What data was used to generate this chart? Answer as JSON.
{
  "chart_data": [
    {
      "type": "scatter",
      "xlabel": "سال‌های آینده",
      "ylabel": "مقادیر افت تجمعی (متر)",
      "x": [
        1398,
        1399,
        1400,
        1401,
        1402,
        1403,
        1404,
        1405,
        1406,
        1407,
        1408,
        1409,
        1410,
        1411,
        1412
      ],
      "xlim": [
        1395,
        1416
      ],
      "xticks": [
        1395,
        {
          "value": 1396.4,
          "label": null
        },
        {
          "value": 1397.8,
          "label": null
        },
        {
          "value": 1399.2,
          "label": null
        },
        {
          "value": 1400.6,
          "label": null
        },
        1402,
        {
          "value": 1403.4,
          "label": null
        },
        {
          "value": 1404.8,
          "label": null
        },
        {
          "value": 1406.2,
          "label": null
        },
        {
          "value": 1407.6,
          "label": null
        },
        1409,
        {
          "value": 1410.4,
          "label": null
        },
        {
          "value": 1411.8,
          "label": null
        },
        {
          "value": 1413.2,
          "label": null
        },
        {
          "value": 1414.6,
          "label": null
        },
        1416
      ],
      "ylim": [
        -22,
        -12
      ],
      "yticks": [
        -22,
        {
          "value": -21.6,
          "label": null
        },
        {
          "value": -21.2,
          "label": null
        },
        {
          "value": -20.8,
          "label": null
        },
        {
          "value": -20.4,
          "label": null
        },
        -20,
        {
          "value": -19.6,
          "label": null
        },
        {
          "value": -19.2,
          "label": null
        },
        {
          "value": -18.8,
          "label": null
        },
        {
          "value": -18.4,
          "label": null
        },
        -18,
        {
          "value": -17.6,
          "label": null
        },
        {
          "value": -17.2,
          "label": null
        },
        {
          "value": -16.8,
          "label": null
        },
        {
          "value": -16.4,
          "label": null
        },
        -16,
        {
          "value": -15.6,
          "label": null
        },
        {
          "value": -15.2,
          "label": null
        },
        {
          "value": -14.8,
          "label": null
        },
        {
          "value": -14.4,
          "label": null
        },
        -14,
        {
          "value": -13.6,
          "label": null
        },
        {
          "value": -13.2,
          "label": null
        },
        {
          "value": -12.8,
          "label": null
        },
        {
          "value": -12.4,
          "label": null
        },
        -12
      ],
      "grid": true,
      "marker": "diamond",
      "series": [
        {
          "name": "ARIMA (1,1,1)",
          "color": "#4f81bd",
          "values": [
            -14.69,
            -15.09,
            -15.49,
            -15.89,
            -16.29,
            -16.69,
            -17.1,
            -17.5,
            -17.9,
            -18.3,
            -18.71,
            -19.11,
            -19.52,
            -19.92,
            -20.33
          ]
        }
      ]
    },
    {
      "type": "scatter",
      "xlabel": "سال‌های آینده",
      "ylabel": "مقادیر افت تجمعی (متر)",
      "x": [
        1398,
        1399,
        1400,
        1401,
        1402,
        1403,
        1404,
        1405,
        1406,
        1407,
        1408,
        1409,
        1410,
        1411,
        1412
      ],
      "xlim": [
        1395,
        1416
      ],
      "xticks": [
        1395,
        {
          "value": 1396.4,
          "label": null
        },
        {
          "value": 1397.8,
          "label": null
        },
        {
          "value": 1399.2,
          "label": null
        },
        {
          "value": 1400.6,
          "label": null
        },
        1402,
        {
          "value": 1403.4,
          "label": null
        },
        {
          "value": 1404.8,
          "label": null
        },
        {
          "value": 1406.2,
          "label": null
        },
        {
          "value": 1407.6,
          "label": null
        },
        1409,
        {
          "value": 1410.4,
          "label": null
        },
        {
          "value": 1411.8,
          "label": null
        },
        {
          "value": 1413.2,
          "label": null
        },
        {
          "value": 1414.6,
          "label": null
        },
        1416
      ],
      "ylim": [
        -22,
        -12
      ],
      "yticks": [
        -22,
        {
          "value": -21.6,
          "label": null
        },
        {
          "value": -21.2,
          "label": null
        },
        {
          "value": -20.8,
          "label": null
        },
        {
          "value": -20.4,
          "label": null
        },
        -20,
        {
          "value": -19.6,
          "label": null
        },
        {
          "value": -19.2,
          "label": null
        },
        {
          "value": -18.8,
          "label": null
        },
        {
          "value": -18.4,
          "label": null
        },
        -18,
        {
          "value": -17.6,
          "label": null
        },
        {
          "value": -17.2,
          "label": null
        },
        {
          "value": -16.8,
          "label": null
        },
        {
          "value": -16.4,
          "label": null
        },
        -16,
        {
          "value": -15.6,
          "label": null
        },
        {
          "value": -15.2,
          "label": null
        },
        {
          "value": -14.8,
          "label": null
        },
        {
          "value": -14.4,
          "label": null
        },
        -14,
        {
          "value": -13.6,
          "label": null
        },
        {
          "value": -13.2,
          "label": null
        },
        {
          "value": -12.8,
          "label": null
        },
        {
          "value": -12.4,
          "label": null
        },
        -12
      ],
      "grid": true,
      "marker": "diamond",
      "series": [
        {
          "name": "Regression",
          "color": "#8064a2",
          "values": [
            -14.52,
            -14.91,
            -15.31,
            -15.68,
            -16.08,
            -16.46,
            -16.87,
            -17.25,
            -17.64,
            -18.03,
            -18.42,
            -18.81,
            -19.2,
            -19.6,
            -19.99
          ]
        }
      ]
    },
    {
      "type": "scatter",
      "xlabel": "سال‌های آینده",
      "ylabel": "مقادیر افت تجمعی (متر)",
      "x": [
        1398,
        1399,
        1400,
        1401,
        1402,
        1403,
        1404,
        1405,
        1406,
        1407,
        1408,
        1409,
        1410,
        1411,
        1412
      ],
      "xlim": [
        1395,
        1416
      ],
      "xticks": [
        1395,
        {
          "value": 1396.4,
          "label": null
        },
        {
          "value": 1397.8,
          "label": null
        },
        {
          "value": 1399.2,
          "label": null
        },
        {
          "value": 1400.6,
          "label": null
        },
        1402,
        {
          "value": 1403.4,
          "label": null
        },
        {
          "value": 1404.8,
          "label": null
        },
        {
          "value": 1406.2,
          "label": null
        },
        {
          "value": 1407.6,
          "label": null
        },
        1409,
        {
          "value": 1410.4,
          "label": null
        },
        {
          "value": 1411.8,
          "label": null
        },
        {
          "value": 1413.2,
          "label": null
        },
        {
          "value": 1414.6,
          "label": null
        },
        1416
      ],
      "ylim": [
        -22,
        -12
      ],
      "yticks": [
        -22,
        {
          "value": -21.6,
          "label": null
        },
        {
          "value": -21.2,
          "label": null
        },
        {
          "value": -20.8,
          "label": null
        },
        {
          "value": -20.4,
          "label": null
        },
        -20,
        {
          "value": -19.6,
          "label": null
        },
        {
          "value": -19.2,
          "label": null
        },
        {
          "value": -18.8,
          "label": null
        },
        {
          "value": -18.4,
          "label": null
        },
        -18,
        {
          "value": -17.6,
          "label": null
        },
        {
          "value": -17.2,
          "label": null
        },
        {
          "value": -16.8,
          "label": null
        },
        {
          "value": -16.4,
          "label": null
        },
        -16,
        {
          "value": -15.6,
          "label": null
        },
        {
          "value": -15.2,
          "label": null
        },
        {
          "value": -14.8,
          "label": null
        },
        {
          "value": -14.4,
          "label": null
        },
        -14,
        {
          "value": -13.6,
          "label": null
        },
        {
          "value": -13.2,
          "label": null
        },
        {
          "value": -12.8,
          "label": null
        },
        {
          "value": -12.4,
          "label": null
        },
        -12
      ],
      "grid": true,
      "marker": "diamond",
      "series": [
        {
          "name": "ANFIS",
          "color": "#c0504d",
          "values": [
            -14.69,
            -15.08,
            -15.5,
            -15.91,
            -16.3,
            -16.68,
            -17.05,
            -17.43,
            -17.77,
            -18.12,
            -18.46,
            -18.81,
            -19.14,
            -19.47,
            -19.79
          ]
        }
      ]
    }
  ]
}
- - - - - - -
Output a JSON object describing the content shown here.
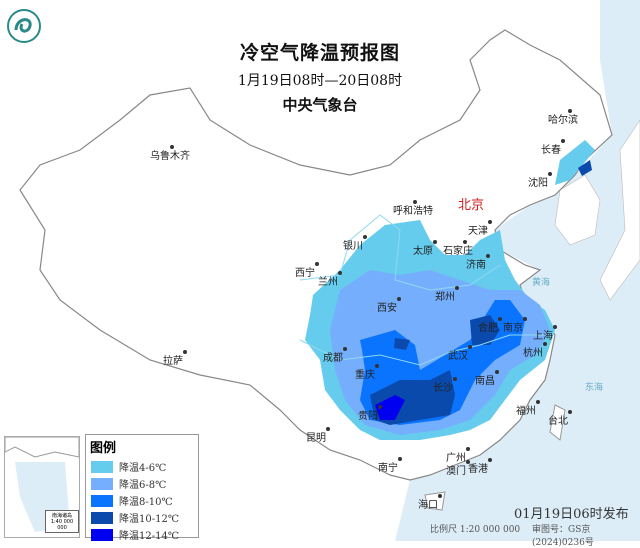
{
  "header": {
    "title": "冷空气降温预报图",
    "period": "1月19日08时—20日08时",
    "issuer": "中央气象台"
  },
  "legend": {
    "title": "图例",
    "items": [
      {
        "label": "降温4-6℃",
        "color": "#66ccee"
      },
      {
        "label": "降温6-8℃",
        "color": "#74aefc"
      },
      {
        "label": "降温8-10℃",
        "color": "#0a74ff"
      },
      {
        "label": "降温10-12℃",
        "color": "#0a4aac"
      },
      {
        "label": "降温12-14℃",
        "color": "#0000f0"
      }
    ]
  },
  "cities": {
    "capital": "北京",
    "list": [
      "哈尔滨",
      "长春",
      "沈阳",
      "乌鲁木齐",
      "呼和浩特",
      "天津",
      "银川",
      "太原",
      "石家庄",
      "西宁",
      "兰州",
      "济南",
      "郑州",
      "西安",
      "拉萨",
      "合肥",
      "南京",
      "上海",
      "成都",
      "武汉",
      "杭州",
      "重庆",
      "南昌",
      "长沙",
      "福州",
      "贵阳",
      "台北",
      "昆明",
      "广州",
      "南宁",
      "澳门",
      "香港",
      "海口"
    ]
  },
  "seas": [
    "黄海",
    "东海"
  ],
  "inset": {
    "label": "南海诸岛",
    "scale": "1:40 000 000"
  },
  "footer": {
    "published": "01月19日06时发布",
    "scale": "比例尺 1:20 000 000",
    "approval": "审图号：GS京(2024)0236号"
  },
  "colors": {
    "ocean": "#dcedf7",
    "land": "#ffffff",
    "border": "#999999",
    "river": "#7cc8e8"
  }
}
- - - - - - -
DIRECTION
All lines above with "scale" in them should be returned.

EXERCISE ANSWER
    "scale": "1:40 000 000"
    "scale": "比例尺 1:20 000 000",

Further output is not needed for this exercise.